**What to work on:** Pick every line from the data that holds the word "deviceName".

**Records to process:**

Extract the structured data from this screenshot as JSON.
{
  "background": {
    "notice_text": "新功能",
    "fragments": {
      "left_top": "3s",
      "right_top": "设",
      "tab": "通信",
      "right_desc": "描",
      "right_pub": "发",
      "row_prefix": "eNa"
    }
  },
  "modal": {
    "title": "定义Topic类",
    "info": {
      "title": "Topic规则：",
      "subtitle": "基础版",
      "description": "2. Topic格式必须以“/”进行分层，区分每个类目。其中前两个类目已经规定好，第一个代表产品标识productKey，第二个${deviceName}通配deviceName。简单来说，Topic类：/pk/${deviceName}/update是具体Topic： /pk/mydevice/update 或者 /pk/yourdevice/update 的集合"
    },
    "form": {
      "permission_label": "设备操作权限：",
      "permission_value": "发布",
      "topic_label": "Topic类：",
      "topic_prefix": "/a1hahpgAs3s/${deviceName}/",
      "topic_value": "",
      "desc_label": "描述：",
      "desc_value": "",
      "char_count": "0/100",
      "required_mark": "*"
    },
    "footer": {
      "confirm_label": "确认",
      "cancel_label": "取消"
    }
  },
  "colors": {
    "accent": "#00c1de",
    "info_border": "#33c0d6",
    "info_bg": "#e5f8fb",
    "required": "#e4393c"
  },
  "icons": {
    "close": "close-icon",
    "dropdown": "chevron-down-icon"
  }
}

**Solution below:**
      "description": "2. Topic格式必须以“/”进行分层，区分每个类目。其中前两个类目已经规定好，第一个代表产品标识productKey，第二个${deviceName}通配deviceName。简单来说，Topic类：/pk/${deviceName}/update是具体Topic： /pk/mydevice/update 或者 /pk/yourdevice/update 的集合"
      "topic_prefix": "/a1hahpgAs3s/${deviceName}/",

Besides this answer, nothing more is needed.